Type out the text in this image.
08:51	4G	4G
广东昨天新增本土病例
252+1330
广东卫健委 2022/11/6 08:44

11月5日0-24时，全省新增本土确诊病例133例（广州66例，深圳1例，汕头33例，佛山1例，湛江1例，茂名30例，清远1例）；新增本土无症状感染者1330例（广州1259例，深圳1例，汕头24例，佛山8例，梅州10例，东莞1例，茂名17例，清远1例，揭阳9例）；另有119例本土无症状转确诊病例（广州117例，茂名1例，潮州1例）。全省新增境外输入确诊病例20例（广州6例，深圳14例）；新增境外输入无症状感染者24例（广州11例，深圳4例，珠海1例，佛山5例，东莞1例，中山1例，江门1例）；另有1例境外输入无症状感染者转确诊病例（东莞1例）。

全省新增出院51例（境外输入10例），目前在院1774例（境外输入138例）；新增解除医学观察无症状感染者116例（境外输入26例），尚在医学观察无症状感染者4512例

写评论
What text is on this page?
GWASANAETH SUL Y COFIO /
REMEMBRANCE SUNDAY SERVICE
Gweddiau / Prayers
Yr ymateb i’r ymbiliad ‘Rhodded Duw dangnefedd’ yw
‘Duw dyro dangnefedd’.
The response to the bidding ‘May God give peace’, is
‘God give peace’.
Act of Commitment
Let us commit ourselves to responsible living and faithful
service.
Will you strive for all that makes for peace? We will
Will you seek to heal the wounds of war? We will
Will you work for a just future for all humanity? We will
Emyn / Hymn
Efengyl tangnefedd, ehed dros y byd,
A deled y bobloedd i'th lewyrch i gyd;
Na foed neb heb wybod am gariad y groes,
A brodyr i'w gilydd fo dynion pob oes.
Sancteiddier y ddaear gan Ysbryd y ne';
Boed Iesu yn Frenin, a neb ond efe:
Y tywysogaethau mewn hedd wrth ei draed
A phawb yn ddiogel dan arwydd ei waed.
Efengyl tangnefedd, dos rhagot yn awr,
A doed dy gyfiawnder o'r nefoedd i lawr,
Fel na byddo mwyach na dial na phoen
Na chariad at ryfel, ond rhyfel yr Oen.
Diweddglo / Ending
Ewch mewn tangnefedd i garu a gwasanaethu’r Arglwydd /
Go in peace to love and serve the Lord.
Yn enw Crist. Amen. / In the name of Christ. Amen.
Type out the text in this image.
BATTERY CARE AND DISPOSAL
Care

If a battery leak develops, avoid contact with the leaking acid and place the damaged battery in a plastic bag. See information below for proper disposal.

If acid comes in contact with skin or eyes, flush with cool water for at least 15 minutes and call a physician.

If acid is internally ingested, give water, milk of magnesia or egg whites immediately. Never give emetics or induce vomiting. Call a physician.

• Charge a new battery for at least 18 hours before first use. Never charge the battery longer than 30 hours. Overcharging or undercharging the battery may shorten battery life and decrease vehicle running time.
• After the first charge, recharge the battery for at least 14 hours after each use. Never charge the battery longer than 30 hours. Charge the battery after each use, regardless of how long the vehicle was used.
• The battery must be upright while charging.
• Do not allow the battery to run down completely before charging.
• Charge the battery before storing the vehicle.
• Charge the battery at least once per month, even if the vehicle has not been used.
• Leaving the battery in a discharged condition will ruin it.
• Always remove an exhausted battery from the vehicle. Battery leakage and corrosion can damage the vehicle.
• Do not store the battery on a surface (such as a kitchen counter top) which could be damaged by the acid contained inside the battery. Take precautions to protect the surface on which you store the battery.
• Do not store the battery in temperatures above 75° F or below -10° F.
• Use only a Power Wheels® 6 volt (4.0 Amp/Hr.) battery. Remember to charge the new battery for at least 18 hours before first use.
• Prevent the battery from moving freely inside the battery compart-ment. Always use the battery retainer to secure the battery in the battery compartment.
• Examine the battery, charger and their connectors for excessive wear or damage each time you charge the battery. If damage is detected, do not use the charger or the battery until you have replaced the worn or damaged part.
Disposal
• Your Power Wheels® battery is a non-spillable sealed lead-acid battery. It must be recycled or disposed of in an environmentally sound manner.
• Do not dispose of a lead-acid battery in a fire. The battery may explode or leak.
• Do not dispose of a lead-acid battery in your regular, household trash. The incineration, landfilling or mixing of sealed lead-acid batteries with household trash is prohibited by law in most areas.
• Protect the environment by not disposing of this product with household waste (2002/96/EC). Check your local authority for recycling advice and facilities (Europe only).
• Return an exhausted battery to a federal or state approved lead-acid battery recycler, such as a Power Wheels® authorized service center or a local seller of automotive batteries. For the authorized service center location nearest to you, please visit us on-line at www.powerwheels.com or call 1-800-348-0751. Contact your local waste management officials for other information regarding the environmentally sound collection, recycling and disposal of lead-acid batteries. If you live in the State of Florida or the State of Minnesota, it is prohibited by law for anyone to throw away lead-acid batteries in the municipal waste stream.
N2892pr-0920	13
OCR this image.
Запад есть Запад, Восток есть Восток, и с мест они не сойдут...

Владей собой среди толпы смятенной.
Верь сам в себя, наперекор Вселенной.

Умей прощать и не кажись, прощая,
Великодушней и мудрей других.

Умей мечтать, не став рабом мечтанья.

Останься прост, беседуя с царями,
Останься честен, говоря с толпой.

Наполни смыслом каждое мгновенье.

### WRITTEN REQUEST:
Pull every line containing the word "mewn" out of the entries above.

### COMPLETE RESPONSE:
Y tywysogaethau mewn hedd wrth ei draed
Ewch mewn tangnefedd i garu a gwasanaethu’r Arglwydd /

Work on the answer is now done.